#### DATA SHOWN ####
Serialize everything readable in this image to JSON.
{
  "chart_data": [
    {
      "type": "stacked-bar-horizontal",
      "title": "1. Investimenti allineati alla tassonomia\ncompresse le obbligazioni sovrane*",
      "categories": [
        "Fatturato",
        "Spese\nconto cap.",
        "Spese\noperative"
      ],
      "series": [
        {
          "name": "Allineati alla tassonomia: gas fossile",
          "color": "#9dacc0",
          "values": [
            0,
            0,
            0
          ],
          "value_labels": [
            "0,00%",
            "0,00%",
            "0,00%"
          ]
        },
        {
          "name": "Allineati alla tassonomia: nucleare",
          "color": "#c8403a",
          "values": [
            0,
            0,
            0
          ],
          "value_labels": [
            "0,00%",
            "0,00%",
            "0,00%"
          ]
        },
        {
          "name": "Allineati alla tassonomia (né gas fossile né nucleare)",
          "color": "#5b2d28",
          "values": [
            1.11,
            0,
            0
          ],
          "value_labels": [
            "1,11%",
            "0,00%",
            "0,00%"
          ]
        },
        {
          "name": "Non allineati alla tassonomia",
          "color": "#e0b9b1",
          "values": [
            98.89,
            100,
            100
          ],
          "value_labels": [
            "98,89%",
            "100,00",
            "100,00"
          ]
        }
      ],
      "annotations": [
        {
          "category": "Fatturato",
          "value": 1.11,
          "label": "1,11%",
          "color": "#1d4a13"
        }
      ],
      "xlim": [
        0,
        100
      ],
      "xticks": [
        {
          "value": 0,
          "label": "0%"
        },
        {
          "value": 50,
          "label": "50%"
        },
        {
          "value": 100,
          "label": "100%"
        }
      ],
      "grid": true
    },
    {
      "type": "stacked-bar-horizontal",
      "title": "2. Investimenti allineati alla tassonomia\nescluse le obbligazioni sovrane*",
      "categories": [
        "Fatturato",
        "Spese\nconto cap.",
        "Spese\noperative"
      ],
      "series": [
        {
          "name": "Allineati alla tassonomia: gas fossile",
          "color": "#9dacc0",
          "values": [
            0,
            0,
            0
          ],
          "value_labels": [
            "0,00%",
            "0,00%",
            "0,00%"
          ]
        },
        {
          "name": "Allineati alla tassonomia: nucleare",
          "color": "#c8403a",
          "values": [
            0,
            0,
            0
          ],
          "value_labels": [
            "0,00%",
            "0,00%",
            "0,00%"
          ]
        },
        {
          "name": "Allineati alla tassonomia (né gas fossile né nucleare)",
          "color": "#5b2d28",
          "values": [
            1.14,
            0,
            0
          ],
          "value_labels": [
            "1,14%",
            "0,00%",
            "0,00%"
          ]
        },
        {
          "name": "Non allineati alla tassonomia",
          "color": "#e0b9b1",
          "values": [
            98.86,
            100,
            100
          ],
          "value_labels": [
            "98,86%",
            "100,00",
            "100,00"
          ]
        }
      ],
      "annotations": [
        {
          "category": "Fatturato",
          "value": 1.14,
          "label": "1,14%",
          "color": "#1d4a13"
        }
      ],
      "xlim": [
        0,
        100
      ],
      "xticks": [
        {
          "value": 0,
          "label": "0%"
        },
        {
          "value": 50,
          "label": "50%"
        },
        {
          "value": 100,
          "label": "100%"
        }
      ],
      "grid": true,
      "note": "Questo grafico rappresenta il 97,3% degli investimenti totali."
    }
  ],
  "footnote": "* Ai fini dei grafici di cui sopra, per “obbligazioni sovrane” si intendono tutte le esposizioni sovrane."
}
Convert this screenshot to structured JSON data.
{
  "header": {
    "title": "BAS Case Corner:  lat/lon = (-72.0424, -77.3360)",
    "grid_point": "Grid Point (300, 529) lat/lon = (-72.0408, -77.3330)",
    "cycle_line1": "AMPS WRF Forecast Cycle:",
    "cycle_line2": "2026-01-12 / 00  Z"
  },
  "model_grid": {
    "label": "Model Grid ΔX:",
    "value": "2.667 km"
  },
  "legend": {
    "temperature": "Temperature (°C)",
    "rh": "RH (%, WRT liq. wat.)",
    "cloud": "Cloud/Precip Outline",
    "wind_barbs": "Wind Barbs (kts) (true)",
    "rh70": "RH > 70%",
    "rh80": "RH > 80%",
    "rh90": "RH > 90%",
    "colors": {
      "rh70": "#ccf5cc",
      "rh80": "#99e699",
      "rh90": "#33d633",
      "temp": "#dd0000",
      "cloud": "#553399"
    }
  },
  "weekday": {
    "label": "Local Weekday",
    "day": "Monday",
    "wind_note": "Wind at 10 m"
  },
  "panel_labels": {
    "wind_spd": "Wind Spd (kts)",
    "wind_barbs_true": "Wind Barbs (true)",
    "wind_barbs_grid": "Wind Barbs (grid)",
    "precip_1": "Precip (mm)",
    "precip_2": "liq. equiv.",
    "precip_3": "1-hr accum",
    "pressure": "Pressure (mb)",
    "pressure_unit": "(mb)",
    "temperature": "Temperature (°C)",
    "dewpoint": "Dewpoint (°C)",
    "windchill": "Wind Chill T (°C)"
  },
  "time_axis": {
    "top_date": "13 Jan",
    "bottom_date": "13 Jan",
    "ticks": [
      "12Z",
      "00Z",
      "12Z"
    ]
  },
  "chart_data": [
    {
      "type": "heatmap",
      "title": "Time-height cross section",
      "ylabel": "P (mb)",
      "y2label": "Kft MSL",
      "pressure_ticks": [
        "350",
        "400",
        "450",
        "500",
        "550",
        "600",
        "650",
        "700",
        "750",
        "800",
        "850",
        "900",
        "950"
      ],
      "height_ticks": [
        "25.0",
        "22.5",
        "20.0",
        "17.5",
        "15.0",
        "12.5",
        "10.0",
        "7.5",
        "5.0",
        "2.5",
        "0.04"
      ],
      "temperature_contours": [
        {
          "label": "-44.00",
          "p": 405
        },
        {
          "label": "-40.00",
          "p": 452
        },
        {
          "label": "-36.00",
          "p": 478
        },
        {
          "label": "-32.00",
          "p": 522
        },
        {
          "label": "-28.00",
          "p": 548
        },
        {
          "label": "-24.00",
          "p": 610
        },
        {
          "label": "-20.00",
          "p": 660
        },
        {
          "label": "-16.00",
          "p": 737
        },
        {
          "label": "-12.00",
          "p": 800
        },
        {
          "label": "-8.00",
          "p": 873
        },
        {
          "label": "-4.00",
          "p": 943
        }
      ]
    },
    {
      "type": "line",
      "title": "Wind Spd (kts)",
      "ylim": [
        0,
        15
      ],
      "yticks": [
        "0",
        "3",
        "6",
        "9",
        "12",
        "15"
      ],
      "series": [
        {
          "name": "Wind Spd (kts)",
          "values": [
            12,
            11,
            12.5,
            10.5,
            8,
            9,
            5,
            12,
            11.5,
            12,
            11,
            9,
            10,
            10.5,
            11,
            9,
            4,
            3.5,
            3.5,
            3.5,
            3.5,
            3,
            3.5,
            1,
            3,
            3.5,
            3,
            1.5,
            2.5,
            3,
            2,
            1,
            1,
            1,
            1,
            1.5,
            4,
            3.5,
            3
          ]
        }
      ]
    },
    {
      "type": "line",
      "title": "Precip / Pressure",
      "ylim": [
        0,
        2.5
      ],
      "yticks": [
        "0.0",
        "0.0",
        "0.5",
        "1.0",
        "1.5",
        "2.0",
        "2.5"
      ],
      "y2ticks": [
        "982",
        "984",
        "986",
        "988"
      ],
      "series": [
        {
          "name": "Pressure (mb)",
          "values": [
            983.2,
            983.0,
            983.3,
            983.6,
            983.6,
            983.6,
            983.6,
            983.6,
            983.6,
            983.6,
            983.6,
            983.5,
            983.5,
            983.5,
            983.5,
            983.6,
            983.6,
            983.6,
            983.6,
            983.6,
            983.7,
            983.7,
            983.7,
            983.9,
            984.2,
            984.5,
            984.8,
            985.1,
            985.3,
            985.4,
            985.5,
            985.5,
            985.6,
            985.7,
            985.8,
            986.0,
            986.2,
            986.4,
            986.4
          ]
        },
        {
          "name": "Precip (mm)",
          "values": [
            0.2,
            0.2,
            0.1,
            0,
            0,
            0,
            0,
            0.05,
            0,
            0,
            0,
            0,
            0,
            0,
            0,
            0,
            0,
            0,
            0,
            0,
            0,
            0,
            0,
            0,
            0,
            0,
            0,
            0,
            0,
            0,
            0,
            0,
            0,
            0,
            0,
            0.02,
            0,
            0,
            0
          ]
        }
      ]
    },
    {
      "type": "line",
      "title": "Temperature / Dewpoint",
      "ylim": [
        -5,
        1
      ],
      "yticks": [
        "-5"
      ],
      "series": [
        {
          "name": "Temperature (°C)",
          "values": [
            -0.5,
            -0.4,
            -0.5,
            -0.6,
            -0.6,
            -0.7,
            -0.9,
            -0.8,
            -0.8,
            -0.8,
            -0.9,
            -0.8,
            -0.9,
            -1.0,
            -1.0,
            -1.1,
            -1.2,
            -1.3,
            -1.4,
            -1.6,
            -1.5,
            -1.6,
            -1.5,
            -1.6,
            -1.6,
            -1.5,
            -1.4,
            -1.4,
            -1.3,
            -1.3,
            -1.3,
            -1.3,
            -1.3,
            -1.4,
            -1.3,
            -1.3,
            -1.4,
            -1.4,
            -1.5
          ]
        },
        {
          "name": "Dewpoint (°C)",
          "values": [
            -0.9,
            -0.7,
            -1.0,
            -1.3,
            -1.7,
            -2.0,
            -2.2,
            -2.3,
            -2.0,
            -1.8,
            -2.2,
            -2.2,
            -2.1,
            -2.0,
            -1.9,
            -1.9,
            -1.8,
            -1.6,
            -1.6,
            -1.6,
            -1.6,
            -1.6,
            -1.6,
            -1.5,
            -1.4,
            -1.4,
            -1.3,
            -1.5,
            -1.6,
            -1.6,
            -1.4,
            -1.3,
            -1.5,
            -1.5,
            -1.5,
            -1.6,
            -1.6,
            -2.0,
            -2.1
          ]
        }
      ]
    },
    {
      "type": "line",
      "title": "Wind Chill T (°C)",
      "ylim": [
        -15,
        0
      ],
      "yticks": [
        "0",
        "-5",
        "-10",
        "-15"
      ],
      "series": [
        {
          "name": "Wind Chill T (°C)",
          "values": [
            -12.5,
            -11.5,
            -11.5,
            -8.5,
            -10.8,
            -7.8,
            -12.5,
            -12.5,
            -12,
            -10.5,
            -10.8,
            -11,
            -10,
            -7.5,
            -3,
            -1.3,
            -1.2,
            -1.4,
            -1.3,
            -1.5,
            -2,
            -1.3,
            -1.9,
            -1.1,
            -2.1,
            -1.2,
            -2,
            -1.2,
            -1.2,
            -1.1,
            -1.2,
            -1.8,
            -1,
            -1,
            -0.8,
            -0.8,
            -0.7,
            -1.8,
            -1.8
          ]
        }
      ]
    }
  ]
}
####
GIVEN REQUEST:
Which lines of the material contain the string "title"? List each of them.

EXERCISE ANSWER:
      "title": "1. Investimenti allineati alla tassonomia\ncompresse le obbligazioni sovrane*",
      "title": "2. Investimenti allineati alla tassonomia\nescluse le obbligazioni sovrane*",
    "title": "BAS Case Corner:  lat/lon = (-72.0424, -77.3360)",
      "title": "Time-height cross section",
      "title": "Wind Spd (kts)",
      "title": "Precip / Pressure",
      "title": "Temperature / Dewpoint",
      "title": "Wind Chill T (°C)",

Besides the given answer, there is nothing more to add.